Retype the items from the line containing "median-annotation: median = 4" through the line containing "time-text: t = 476", both included, without any change.

Layout annotation records
┌──
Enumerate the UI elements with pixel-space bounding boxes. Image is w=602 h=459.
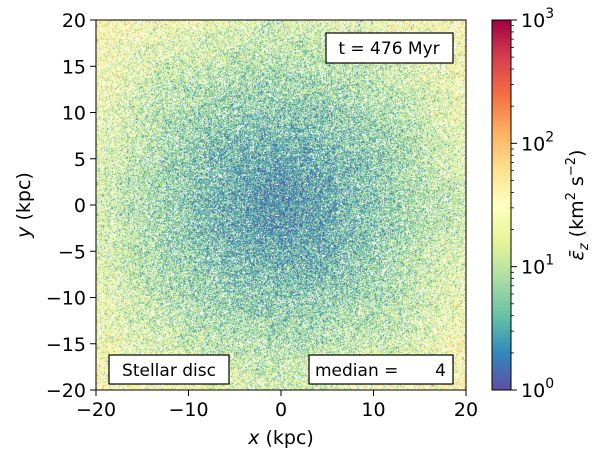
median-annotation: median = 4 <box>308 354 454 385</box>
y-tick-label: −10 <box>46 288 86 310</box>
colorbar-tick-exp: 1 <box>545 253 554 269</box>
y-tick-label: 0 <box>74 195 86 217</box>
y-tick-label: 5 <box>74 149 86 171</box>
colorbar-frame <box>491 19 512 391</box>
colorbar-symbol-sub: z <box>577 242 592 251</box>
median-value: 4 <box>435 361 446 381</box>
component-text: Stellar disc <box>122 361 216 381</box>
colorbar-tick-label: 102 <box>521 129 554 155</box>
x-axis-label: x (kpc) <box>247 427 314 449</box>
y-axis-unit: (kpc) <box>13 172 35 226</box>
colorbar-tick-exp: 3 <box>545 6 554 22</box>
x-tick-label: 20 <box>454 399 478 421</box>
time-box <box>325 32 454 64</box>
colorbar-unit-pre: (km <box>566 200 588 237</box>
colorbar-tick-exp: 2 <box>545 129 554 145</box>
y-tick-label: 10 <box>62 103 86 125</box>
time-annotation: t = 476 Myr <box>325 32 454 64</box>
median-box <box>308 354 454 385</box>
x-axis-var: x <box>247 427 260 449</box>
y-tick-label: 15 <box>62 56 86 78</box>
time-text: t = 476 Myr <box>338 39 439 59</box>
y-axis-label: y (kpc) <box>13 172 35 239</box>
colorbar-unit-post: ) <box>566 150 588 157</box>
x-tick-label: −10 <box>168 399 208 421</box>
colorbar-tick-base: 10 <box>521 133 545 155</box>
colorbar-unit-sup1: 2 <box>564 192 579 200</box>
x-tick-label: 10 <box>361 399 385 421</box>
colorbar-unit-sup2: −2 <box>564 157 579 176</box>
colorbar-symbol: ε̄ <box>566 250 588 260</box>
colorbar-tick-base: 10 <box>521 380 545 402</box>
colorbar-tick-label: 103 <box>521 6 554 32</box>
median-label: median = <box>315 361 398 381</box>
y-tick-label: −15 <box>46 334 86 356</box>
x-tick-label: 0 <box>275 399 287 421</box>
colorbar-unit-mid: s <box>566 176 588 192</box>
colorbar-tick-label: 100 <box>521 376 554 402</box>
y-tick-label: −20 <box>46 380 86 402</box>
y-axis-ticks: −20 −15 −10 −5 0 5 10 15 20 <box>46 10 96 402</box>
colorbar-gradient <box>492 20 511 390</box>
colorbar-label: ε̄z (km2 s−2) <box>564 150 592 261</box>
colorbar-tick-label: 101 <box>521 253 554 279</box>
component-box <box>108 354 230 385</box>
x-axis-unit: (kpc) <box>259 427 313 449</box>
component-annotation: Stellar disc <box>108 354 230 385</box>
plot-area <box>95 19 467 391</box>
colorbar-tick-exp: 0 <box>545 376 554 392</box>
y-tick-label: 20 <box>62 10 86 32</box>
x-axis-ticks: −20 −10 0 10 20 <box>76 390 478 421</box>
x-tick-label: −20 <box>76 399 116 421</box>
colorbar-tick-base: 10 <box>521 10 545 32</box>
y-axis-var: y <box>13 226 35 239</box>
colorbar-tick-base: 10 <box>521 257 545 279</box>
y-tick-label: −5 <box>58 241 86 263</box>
└──
**Solution to this exercise**
median-annotation: median = 4 <box>308 354 454 385</box>
y-tick-label: −10 <box>46 288 86 310</box>
colorbar-tick-exp: 1 <box>545 253 554 269</box>
y-tick-label: 0 <box>74 195 86 217</box>
y-tick-label: 5 <box>74 149 86 171</box>
colorbar-frame <box>491 19 512 391</box>
colorbar-symbol-sub: z <box>577 242 592 251</box>
median-value: 4 <box>435 361 446 381</box>
component-text: Stellar disc <box>122 361 216 381</box>
colorbar-tick-label: 102 <box>521 129 554 155</box>
x-axis-label: x (kpc) <box>247 427 314 449</box>
y-axis-unit: (kpc) <box>13 172 35 226</box>
colorbar-tick-exp: 3 <box>545 6 554 22</box>
x-tick-label: 20 <box>454 399 478 421</box>
time-box <box>325 32 454 64</box>
colorbar-unit-pre: (km <box>566 200 588 237</box>
colorbar-tick-exp: 2 <box>545 129 554 145</box>
y-tick-label: 10 <box>62 103 86 125</box>
time-annotation: t = 476 Myr <box>325 32 454 64</box>
median-box <box>308 354 454 385</box>
x-axis-var: x <box>247 427 260 449</box>
y-tick-label: 15 <box>62 56 86 78</box>
time-text: t = 476 Myr <box>338 39 439 59</box>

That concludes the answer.